-- Begin Record list --

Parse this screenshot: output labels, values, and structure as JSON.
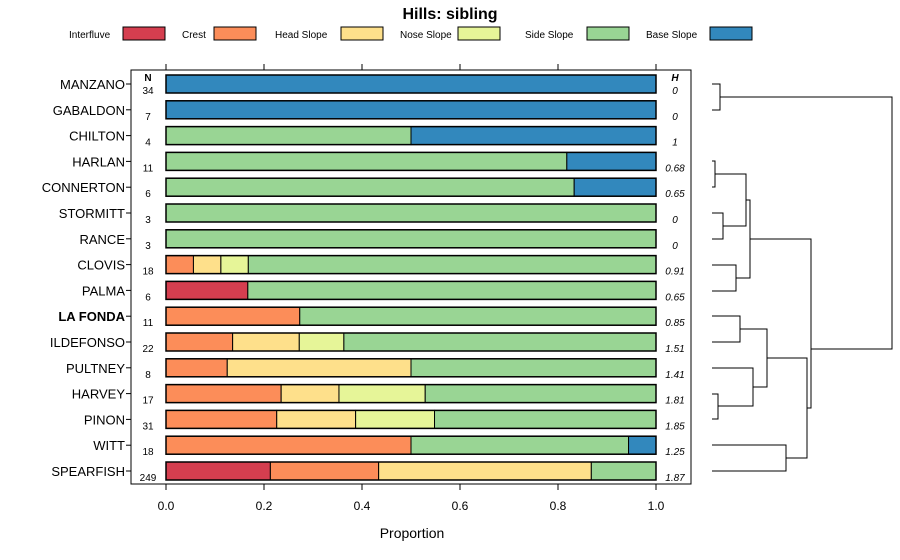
{
  "chart_data": {
    "type": "bar",
    "orientation": "horizontal",
    "stacked": true,
    "title": "Hills: sibling",
    "xlabel": "Proportion",
    "xlim": [
      0,
      1
    ],
    "xticks": [
      "0.0",
      "0.2",
      "0.4",
      "0.6",
      "0.8",
      "1.0"
    ],
    "n_header": "N",
    "h_header": "H",
    "legend": [
      {
        "name": "Interfluve",
        "color": "#D53E4F"
      },
      {
        "name": "Crest",
        "color": "#FC8D59"
      },
      {
        "name": "Head Slope",
        "color": "#FEE08B"
      },
      {
        "name": "Nose Slope",
        "color": "#E6F598"
      },
      {
        "name": "Side Slope",
        "color": "#99D594"
      },
      {
        "name": "Base Slope",
        "color": "#3288BD"
      }
    ],
    "rows": [
      {
        "name": "MANZANO",
        "n": "34",
        "h": "0",
        "bold": false,
        "values": [
          0,
          0,
          0,
          0,
          0,
          1.0
        ]
      },
      {
        "name": "GABALDON",
        "n": "7",
        "h": "0",
        "bold": false,
        "values": [
          0,
          0,
          0,
          0,
          0,
          1.0
        ]
      },
      {
        "name": "CHILTON",
        "n": "4",
        "h": "1",
        "bold": false,
        "values": [
          0,
          0,
          0,
          0,
          0.5,
          0.5
        ]
      },
      {
        "name": "HARLAN",
        "n": "11",
        "h": "0.68",
        "bold": false,
        "values": [
          0,
          0,
          0,
          0,
          0.818,
          0.182
        ]
      },
      {
        "name": "CONNERTON",
        "n": "6",
        "h": "0.65",
        "bold": false,
        "values": [
          0,
          0,
          0,
          0,
          0.833,
          0.167
        ]
      },
      {
        "name": "STORMITT",
        "n": "3",
        "h": "0",
        "bold": false,
        "values": [
          0,
          0,
          0,
          0,
          1.0,
          0
        ]
      },
      {
        "name": "RANCE",
        "n": "3",
        "h": "0",
        "bold": false,
        "values": [
          0,
          0,
          0,
          0,
          1.0,
          0
        ]
      },
      {
        "name": "CLOVIS",
        "n": "18",
        "h": "0.91",
        "bold": false,
        "values": [
          0,
          0.056,
          0.056,
          0.056,
          0.832,
          0
        ]
      },
      {
        "name": "PALMA",
        "n": "6",
        "h": "0.65",
        "bold": false,
        "values": [
          0.167,
          0,
          0,
          0,
          0.833,
          0
        ]
      },
      {
        "name": "LA FONDA",
        "n": "11",
        "h": "0.85",
        "bold": true,
        "values": [
          0,
          0.273,
          0,
          0,
          0.727,
          0
        ]
      },
      {
        "name": "ILDEFONSO",
        "n": "22",
        "h": "1.51",
        "bold": false,
        "values": [
          0,
          0.136,
          0.136,
          0.091,
          0.637,
          0
        ]
      },
      {
        "name": "PULTNEY",
        "n": "8",
        "h": "1.41",
        "bold": false,
        "values": [
          0,
          0.125,
          0.375,
          0,
          0.5,
          0
        ]
      },
      {
        "name": "HARVEY",
        "n": "17",
        "h": "1.81",
        "bold": false,
        "values": [
          0,
          0.235,
          0.118,
          0.176,
          0.471,
          0
        ]
      },
      {
        "name": "PINON",
        "n": "31",
        "h": "1.85",
        "bold": false,
        "values": [
          0,
          0.226,
          0.161,
          0.161,
          0.452,
          0
        ]
      },
      {
        "name": "WITT",
        "n": "18",
        "h": "1.25",
        "bold": false,
        "values": [
          0,
          0.5,
          0,
          0,
          0.444,
          0.056
        ]
      },
      {
        "name": "SPEARFISH",
        "n": "249",
        "h": "1.87",
        "bold": false,
        "values": [
          0.213,
          0.221,
          0.434,
          0,
          0.132,
          0
        ]
      }
    ]
  }
}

-- End Record list --

• Exercise requirements:
Set down all the data again exactly as above, pictures excluded.

• Solution to this problem:
Parse this screenshot: output labels, values, and structure as JSON.
{
  "chart_data": {
    "type": "bar",
    "orientation": "horizontal",
    "stacked": true,
    "title": "Hills: sibling",
    "xlabel": "Proportion",
    "xlim": [
      0,
      1
    ],
    "xticks": [
      "0.0",
      "0.2",
      "0.4",
      "0.6",
      "0.8",
      "1.0"
    ],
    "n_header": "N",
    "h_header": "H",
    "legend": [
      {
        "name": "Interfluve",
        "color": "#D53E4F"
      },
      {
        "name": "Crest",
        "color": "#FC8D59"
      },
      {
        "name": "Head Slope",
        "color": "#FEE08B"
      },
      {
        "name": "Nose Slope",
        "color": "#E6F598"
      },
      {
        "name": "Side Slope",
        "color": "#99D594"
      },
      {
        "name": "Base Slope",
        "color": "#3288BD"
      }
    ],
    "rows": [
      {
        "name": "MANZANO",
        "n": "34",
        "h": "0",
        "bold": false,
        "values": [
          0,
          0,
          0,
          0,
          0,
          1.0
        ]
      },
      {
        "name": "GABALDON",
        "n": "7",
        "h": "0",
        "bold": false,
        "values": [
          0,
          0,
          0,
          0,
          0,
          1.0
        ]
      },
      {
        "name": "CHILTON",
        "n": "4",
        "h": "1",
        "bold": false,
        "values": [
          0,
          0,
          0,
          0,
          0.5,
          0.5
        ]
      },
      {
        "name": "HARLAN",
        "n": "11",
        "h": "0.68",
        "bold": false,
        "values": [
          0,
          0,
          0,
          0,
          0.818,
          0.182
        ]
      },
      {
        "name": "CONNERTON",
        "n": "6",
        "h": "0.65",
        "bold": false,
        "values": [
          0,
          0,
          0,
          0,
          0.833,
          0.167
        ]
      },
      {
        "name": "STORMITT",
        "n": "3",
        "h": "0",
        "bold": false,
        "values": [
          0,
          0,
          0,
          0,
          1.0,
          0
        ]
      },
      {
        "name": "RANCE",
        "n": "3",
        "h": "0",
        "bold": false,
        "values": [
          0,
          0,
          0,
          0,
          1.0,
          0
        ]
      },
      {
        "name": "CLOVIS",
        "n": "18",
        "h": "0.91",
        "bold": false,
        "values": [
          0,
          0.056,
          0.056,
          0.056,
          0.832,
          0
        ]
      },
      {
        "name": "PALMA",
        "n": "6",
        "h": "0.65",
        "bold": false,
        "values": [
          0.167,
          0,
          0,
          0,
          0.833,
          0
        ]
      },
      {
        "name": "LA FONDA",
        "n": "11",
        "h": "0.85",
        "bold": true,
        "values": [
          0,
          0.273,
          0,
          0,
          0.727,
          0
        ]
      },
      {
        "name": "ILDEFONSO",
        "n": "22",
        "h": "1.51",
        "bold": false,
        "values": [
          0,
          0.136,
          0.136,
          0.091,
          0.637,
          0
        ]
      },
      {
        "name": "PULTNEY",
        "n": "8",
        "h": "1.41",
        "bold": false,
        "values": [
          0,
          0.125,
          0.375,
          0,
          0.5,
          0
        ]
      },
      {
        "name": "HARVEY",
        "n": "17",
        "h": "1.81",
        "bold": false,
        "values": [
          0,
          0.235,
          0.118,
          0.176,
          0.471,
          0
        ]
      },
      {
        "name": "PINON",
        "n": "31",
        "h": "1.85",
        "bold": false,
        "values": [
          0,
          0.226,
          0.161,
          0.161,
          0.452,
          0
        ]
      },
      {
        "name": "WITT",
        "n": "18",
        "h": "1.25",
        "bold": false,
        "values": [
          0,
          0.5,
          0,
          0,
          0.444,
          0.056
        ]
      },
      {
        "name": "SPEARFISH",
        "n": "249",
        "h": "1.87",
        "bold": false,
        "values": [
          0.213,
          0.221,
          0.434,
          0,
          0.132,
          0
        ]
      }
    ]
  }
}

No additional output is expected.